**** MATERIAL SHOWN
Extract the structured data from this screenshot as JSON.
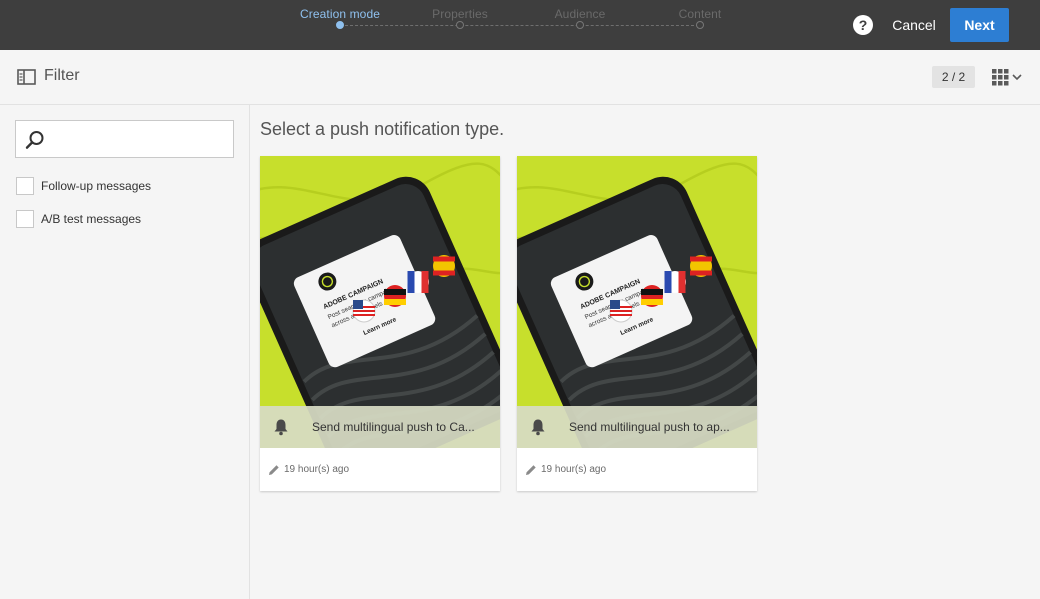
{
  "wizard": {
    "steps": [
      {
        "label": "Creation mode",
        "active": true
      },
      {
        "label": "Properties",
        "active": false
      },
      {
        "label": "Audience",
        "active": false
      },
      {
        "label": "Content",
        "active": false
      }
    ],
    "help_label": "?",
    "cancel_label": "Cancel",
    "next_label": "Next"
  },
  "toolbar": {
    "filter_label": "Filter",
    "page_count": "2 / 2"
  },
  "sidebar": {
    "search": {
      "placeholder": "",
      "value": ""
    },
    "filters": [
      {
        "label": "Follow-up messages",
        "checked": false
      },
      {
        "label": "A/B test messages",
        "checked": false
      }
    ]
  },
  "main": {
    "title": "Select a push notification type.",
    "cards": [
      {
        "title": "Send multilingual push to Ca...",
        "time": "19 hour(s) ago",
        "image": {
          "brand": "ADOBE CAMPAIGN",
          "line1": "Post seamless campaigns",
          "line2": "across all channels",
          "cta": "Learn more"
        }
      },
      {
        "title": "Send multilingual push to ap...",
        "time": "19 hour(s) ago",
        "image": {
          "brand": "ADOBE CAMPAIGN",
          "line1": "Post seamless campaigns",
          "line2": "across all channels",
          "cta": "Learn more"
        }
      }
    ]
  },
  "colors": {
    "topbar": "#3e3e3e",
    "accent": "#2d7ed3",
    "active_step": "#8fc0ee",
    "lime": "#c7df2c"
  }
}
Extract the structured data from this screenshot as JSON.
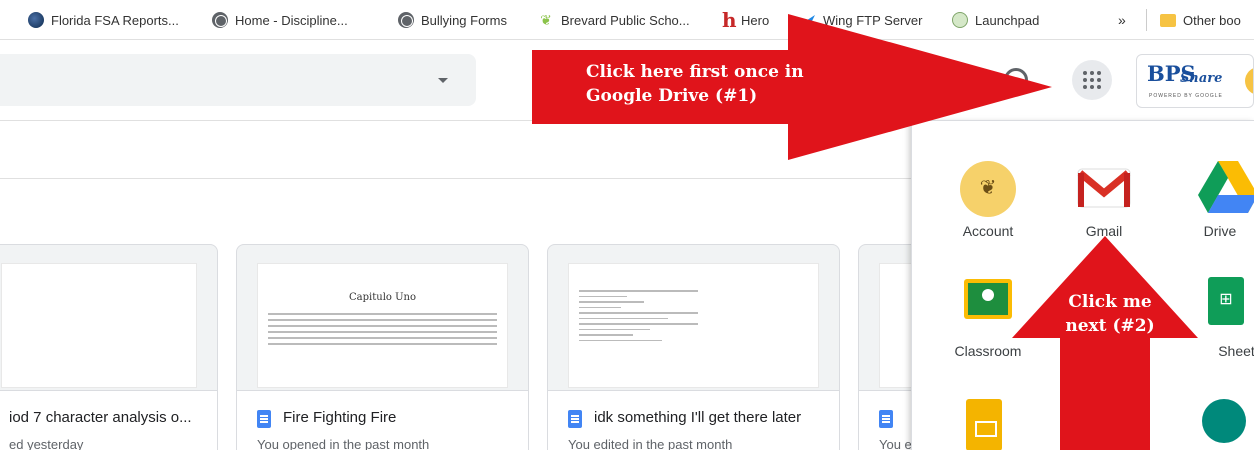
{
  "bookmarks": [
    {
      "label": "Florida FSA Reports...",
      "icon": "globe-dark-icon"
    },
    {
      "label": "Home - Discipline...",
      "icon": "globe-icon"
    },
    {
      "label": "Bullying Forms",
      "icon": "globe-icon"
    },
    {
      "label": "Brevard Public Scho...",
      "icon": "bps-leaf-icon"
    },
    {
      "label": "Hero",
      "icon": "hero-h-icon"
    },
    {
      "label": "Wing FTP Server",
      "icon": "wing-icon"
    },
    {
      "label": "Launchpad",
      "icon": "launchpad-icon"
    }
  ],
  "overflow_label": "»",
  "other_bookmarks": "Other boo",
  "header": {
    "logo_bps": "BPS",
    "logo_share": "Share",
    "logo_powered": "POWERED BY GOOGLE"
  },
  "cards": [
    {
      "title": "iod 7 character analysis o...",
      "subtitle": "ed yesterday"
    },
    {
      "title": "Fire Fighting Fire",
      "subtitle": "You opened in the past month",
      "doc_heading": "Capitulo Uno"
    },
    {
      "title": "idk something I'll get there later",
      "subtitle": "You edited in the past month"
    },
    {
      "title": "",
      "subtitle": "You e"
    }
  ],
  "apps": [
    {
      "label": "Account",
      "icon": "account-icon"
    },
    {
      "label": "Gmail",
      "icon": "gmail-icon"
    },
    {
      "label": "Drive",
      "icon": "drive-icon"
    },
    {
      "label": "Classroom",
      "icon": "classroom-icon"
    },
    {
      "label": "",
      "icon": "classroom-arrow"
    },
    {
      "label": "Sheets",
      "icon": "sheets-icon"
    },
    {
      "label": "",
      "icon": "slides-icon"
    },
    {
      "label": "",
      "icon": "meet-icon"
    }
  ],
  "annotations": {
    "arrow1": "Click here first once in Google Drive (#1)",
    "arrow1_line1": "Click here first once in",
    "arrow1_line2": "Google Drive (#1)",
    "arrow2_line1": "Click me",
    "arrow2_line2": "next (#2)"
  },
  "colors": {
    "arrow_red": "#e0141b",
    "google_blue": "#4285f4"
  }
}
********
Reproduce each line word for word and drop the pictures.

Extract the structured data from this screenshot as JSON.
{
  "wizard": {
    "steps": [
      {
        "label": "Creation mode",
        "active": true
      },
      {
        "label": "Properties",
        "active": false
      },
      {
        "label": "Audience",
        "active": false
      },
      {
        "label": "Content",
        "active": false
      }
    ],
    "help_label": "?",
    "cancel_label": "Cancel",
    "next_label": "Next"
  },
  "toolbar": {
    "filter_label": "Filter",
    "page_count": "2 / 2"
  },
  "sidebar": {
    "search": {
      "placeholder": "",
      "value": ""
    },
    "filters": [
      {
        "label": "Follow-up messages",
        "checked": false
      },
      {
        "label": "A/B test messages",
        "checked": false
      }
    ]
  },
  "main": {
    "title": "Select a push notification type.",
    "cards": [
      {
        "title": "Send multilingual push to Ca...",
        "time": "19 hour(s) ago",
        "image": {
          "brand": "ADOBE CAMPAIGN",
          "line1": "Post seamless campaigns",
          "line2": "across all channels",
          "cta": "Learn more"
        }
      },
      {
        "title": "Send multilingual push to ap...",
        "time": "19 hour(s) ago",
        "image": {
          "brand": "ADOBE CAMPAIGN",
          "line1": "Post seamless campaigns",
          "line2": "across all channels",
          "cta": "Learn more"
        }
      }
    ]
  },
  "colors": {
    "topbar": "#3e3e3e",
    "accent": "#2d7ed3",
    "active_step": "#8fc0ee",
    "lime": "#c7df2c"
  }
}
Extract the structured data from this screenshot as JSON.
{
  "bookmarks": [
    {
      "label": "Florida FSA Reports...",
      "icon": "globe-dark-icon"
    },
    {
      "label": "Home - Discipline...",
      "icon": "globe-icon"
    },
    {
      "label": "Bullying Forms",
      "icon": "globe-icon"
    },
    {
      "label": "Brevard Public Scho...",
      "icon": "bps-leaf-icon"
    },
    {
      "label": "Hero",
      "icon": "hero-h-icon"
    },
    {
      "label": "Wing FTP Server",
      "icon": "wing-icon"
    },
    {
      "label": "Launchpad",
      "icon": "launchpad-icon"
    }
  ],
  "overflow_label": "»",
  "other_bookmarks": "Other boo",
  "header": {
    "logo_bps": "BPS",
    "logo_share": "Share",
    "logo_powered": "POWERED BY GOOGLE"
  },
  "cards": [
    {
      "title": "iod 7 character analysis o...",
      "subtitle": "ed yesterday"
    },
    {
      "title": "Fire Fighting Fire",
      "subtitle": "You opened in the past month",
      "doc_heading": "Capitulo Uno"
    },
    {
      "title": "idk something I'll get there later",
      "subtitle": "You edited in the past month"
    },
    {
      "title": "",
      "subtitle": "You e"
    }
  ],
  "apps": [
    {
      "label": "Account",
      "icon": "account-icon"
    },
    {
      "label": "Gmail",
      "icon": "gmail-icon"
    },
    {
      "label": "Drive",
      "icon": "drive-icon"
    },
    {
      "label": "Classroom",
      "icon": "classroom-icon"
    },
    {
      "label": "",
      "icon": "classroom-arrow"
    },
    {
      "label": "Sheets",
      "icon": "sheets-icon"
    },
    {
      "label": "",
      "icon": "slides-icon"
    },
    {
      "label": "",
      "icon": "meet-icon"
    }
  ],
  "annotations": {
    "arrow1": "Click here first once in Google Drive (#1)",
    "arrow1_line1": "Click here first once in",
    "arrow1_line2": "Google Drive (#1)",
    "arrow2_line1": "Click me",
    "arrow2_line2": "next (#2)"
  },
  "colors": {
    "arrow_red": "#e0141b",
    "google_blue": "#4285f4"
  }
}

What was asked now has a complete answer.